* [PROBLEM STATEMENT]
Could you print all the entries exactly?

* [RECORD EXTRACTS]
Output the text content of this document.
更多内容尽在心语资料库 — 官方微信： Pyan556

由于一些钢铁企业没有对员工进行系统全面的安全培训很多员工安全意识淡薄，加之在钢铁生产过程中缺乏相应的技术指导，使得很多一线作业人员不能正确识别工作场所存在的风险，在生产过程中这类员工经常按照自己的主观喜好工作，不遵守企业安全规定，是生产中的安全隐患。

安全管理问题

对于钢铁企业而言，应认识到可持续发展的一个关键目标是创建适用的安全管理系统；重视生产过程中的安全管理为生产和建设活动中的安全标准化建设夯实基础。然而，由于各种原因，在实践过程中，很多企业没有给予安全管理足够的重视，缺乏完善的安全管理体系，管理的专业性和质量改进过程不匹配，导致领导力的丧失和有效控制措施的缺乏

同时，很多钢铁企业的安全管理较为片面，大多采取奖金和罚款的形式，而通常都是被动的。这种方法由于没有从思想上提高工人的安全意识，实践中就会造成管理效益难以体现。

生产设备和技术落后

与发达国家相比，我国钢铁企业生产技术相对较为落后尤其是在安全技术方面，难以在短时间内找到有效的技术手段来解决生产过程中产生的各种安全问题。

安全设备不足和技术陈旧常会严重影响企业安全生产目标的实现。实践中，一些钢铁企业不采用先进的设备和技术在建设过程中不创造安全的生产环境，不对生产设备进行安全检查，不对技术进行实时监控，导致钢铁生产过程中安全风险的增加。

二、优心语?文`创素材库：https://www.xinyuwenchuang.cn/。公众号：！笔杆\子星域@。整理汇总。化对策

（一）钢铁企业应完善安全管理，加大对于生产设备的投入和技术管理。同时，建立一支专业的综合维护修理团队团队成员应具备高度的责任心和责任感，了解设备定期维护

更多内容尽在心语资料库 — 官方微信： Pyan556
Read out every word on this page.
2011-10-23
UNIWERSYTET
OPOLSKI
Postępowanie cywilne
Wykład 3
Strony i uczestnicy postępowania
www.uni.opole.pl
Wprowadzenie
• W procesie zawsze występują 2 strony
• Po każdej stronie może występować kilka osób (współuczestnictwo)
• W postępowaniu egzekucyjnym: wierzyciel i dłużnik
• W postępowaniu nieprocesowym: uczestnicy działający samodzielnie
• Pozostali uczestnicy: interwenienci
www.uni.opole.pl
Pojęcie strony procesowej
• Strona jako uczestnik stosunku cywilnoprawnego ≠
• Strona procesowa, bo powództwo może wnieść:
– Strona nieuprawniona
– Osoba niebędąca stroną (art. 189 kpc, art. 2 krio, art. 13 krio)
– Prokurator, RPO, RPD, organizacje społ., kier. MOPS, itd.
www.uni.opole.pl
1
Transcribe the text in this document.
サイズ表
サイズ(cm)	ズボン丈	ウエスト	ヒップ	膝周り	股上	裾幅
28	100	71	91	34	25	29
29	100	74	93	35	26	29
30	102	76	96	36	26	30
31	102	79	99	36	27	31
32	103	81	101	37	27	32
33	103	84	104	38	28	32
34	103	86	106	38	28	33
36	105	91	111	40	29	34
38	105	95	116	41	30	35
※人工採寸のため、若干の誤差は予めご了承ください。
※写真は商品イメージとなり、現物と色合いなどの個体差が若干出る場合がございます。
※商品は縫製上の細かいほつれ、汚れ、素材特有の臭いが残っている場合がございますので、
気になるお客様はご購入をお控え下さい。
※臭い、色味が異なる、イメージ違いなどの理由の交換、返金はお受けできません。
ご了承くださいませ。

* [WRITTEN ANSWER]
Output the text content of this document.
更多内容尽在心语资料库 — 官方微信： Pyan556

由于一些钢铁企业没有对员工进行系统全面的安全培训很多员工安全意识淡薄，加之在钢铁生产过程中缺乏相应的技术指导，使得很多一线作业人员不能正确识别工作场所存在的风险，在生产过程中这类员工经常按照自己的主观喜好工作，不遵守企业安全规定，是生产中的安全隐患。

安全管理问题

对于钢铁企业而言，应认识到可持续发展的一个关键目标是创建适用的安全管理系统；重视生产过程中的安全管理为生产和建设活动中的安全标准化建设夯实基础。然而，由于各种原因，在实践过程中，很多企业没有给予安全管理足够的重视，缺乏完善的安全管理体系，管理的专业性和质量改进过程不匹配，导致领导力的丧失和有效控制措施的缺乏

同时，很多钢铁企业的安全管理较为片面，大多采取奖金和罚款的形式，而通常都是被动的。这种方法由于没有从思想上提高工人的安全意识，实践中就会造成管理效益难以体现。

生产设备和技术落后

与发达国家相比，我国钢铁企业生产技术相对较为落后尤其是在安全技术方面，难以在短时间内找到有效的技术手段来解决生产过程中产生的各种安全问题。

安全设备不足和技术陈旧常会严重影响企业安全生产目标的实现。实践中，一些钢铁企业不采用先进的设备和技术在建设过程中不创造安全的生产环境，不对生产设备进行安全检查，不对技术进行实时监控，导致钢铁生产过程中安全风险的增加。

二、优心语?文`创素材库：https://www.xinyuwenchuang.cn/。公众号：！笔杆\子星域@。整理汇总。化对策

（一）钢铁企业应完善安全管理，加大对于生产设备的投入和技术管理。同时，建立一支专业的综合维护修理团队团队成员应具备高度的责任心和责任感，了解设备定期维护

更多内容尽在心语资料库 — 官方微信： Pyan556
Read out every word on this page.
2011-10-23
UNIWERSYTET
OPOLSKI
Postępowanie cywilne
Wykład 3
Strony i uczestnicy postępowania
www.uni.opole.pl
Wprowadzenie
• W procesie zawsze występują 2 strony
• Po każdej stronie może występować kilka osób (współuczestnictwo)
• W postępowaniu egzekucyjnym: wierzyciel i dłużnik
• W postępowaniu nieprocesowym: uczestnicy działający samodzielnie
• Pozostali uczestnicy: interwenienci
www.uni.opole.pl
Pojęcie strony procesowej
• Strona jako uczestnik stosunku cywilnoprawnego ≠
• Strona procesowa, bo powództwo może wnieść:
– Strona nieuprawniona
– Osoba niebędąca stroną (art. 189 kpc, art. 2 krio, art. 13 krio)
– Prokurator, RPO, RPD, organizacje społ., kier. MOPS, itd.
www.uni.opole.pl
1
Transcribe the text in this document.
サイズ表
サイズ(cm)	ズボン丈	ウエスト	ヒップ	膝周り	股上	裾幅
28	100	71	91	34	25	29
29	100	74	93	35	26	29
30	102	76	96	36	26	30
31	102	79	99	36	27	31
32	103	81	101	37	27	32
33	103	84	104	38	28	32
34	103	86	106	38	28	33
36	105	91	111	40	29	34
38	105	95	116	41	30	35
※人工採寸のため、若干の誤差は予めご了承ください。
※写真は商品イメージとなり、現物と色合いなどの個体差が若干出る場合がございます。
※商品は縫製上の細かいほつれ、汚れ、素材特有の臭いが残っている場合がございますので、
気になるお客様はご購入をお控え下さい。
※臭い、色味が異なる、イメージ違いなどの理由の交換、返金はお受けできません。
ご了承くださいませ。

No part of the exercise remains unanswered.